PASSAGE RETENU
◆ ◆ ◆ ◆

Dans la lutte, il y a deux options : soit on est attaqué, soit on attaque. D'une manière comme de l'autre, la victoire dépend de sa propre préparation à la lutte. C'est la raison même de l'existence des armées en temps de paix, qui repose sur le principe "si tu veux la paix, prépare la guerre".
En conclusion, il est évident que la finalité interne de l'effort est un préalable plus important que sa finalité externe, qui peut-être soit défensive, soit offensive. C'est le principe même de l'éducation, qui est de préparer l'individu aux contraintes qui lui seront opposés afin d'y répondre de manière optimale, c'est-à-dire sans gâcher son énergie.
Les contingences passent. Se ressemblent ou ne se ressemblent pas, mais l'individu demeure et se construit sur la base d'une éducation saine que l'expérience, ensuite, viendra renforcer.

◆ ◆ ◆ ◆

Enregistrements de données
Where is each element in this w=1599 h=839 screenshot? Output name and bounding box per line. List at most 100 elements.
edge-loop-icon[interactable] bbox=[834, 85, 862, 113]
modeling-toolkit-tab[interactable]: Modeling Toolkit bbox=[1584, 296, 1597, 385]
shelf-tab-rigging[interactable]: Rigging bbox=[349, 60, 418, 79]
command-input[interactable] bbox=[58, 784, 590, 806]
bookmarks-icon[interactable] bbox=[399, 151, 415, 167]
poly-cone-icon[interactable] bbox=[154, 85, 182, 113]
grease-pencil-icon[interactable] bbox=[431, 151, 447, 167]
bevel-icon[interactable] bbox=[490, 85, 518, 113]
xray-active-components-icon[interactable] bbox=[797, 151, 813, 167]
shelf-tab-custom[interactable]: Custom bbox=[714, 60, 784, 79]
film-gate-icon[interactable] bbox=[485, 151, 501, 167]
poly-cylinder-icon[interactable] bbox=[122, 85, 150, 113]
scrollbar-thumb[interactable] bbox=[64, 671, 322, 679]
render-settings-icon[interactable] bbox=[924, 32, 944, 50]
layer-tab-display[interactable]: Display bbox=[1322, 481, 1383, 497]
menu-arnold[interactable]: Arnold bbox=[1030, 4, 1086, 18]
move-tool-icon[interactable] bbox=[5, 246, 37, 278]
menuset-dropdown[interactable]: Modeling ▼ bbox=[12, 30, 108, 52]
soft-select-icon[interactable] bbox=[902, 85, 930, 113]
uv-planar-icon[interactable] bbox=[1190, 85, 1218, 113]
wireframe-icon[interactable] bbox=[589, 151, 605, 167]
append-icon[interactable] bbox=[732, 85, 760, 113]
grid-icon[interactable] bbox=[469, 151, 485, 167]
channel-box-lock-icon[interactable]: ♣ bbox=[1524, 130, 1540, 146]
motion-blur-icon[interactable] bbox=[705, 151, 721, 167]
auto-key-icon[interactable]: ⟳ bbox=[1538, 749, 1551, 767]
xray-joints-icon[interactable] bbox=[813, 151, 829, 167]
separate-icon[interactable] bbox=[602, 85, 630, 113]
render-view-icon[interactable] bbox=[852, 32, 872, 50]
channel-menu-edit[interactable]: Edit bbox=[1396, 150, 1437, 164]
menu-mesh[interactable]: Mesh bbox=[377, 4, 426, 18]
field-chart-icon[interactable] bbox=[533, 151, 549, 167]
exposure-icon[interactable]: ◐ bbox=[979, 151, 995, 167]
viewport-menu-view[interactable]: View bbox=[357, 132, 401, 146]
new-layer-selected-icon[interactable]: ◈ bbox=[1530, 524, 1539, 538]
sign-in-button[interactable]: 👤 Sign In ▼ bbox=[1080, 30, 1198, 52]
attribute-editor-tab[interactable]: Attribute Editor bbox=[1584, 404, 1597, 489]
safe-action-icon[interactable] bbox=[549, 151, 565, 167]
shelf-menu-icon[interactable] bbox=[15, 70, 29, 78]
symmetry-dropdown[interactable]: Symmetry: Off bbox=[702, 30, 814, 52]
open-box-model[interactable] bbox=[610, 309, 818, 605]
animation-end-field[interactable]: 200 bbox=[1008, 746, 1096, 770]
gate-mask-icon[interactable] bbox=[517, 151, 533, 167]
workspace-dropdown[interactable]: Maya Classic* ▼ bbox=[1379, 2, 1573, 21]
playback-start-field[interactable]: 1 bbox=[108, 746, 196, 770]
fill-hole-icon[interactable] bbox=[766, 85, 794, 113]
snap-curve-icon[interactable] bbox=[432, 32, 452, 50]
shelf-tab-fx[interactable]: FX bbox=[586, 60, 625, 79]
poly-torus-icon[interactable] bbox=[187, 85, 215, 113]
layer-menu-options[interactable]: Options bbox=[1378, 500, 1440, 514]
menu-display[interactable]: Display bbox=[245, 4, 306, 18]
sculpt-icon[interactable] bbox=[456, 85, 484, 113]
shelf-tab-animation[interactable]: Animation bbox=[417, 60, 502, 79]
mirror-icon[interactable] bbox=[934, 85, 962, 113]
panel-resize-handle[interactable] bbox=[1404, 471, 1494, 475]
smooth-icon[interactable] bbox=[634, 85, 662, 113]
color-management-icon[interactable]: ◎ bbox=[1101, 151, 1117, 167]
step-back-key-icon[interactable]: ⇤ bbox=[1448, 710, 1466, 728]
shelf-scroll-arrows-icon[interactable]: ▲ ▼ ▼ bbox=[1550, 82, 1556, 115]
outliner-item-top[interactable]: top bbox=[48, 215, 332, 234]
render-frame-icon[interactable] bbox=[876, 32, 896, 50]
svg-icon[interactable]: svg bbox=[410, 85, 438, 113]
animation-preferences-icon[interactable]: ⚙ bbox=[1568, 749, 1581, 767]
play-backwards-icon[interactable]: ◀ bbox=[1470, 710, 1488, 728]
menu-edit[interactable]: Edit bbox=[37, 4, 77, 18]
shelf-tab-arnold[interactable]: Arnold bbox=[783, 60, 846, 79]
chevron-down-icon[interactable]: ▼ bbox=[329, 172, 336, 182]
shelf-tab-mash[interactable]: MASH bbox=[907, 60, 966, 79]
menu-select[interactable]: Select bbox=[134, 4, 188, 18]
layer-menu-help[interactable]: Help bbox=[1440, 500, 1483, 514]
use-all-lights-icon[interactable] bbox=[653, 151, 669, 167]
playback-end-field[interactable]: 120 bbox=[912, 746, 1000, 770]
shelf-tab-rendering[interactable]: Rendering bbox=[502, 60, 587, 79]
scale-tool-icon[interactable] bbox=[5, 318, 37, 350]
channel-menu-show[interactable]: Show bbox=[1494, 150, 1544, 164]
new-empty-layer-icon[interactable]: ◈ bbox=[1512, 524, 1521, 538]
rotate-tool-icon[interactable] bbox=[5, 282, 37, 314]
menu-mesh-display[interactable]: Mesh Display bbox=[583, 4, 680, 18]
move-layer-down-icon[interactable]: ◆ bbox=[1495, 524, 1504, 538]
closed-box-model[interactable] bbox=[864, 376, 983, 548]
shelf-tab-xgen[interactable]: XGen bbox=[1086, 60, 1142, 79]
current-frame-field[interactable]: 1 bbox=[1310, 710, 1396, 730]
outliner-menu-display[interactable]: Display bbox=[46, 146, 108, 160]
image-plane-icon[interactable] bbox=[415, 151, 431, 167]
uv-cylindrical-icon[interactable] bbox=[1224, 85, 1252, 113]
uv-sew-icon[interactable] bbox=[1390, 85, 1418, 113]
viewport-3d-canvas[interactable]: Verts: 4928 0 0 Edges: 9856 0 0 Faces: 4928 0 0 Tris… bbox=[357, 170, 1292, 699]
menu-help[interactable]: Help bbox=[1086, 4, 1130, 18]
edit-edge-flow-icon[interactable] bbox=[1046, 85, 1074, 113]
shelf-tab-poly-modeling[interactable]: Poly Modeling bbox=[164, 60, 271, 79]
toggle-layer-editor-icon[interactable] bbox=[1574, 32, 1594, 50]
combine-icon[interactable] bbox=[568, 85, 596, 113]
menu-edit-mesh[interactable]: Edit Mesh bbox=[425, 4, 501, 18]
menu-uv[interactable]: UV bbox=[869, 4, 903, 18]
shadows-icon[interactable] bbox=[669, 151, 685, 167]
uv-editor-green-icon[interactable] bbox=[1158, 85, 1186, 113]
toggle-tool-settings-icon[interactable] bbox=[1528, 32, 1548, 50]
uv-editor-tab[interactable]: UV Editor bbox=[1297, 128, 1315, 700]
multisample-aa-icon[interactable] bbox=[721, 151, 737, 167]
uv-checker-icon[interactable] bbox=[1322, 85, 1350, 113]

◆ ◆ ◆ ◆

CONSIGNE
Répondez aux questions suivantes à partir du passage retenu.
(a) Quelles sont les deux options qui existent dans la lutte ?
(b) Selon le passage, en quoi consiste le principe même de l'éducation ?
(c) Qu'est-ce qui vient ensuite renforcer l'éducation saine sur laquelle l'individu se construit ?

RÉPONSE
(a) Soit on est attaqué, soit on attaque.
(b) Il consiste à préparer l'individu aux contraintes qu'il rencontrera, afin qu'il y réponde de manière optimale, c'est-à-dire sans gâcher son énergie.
(c) L'expérience.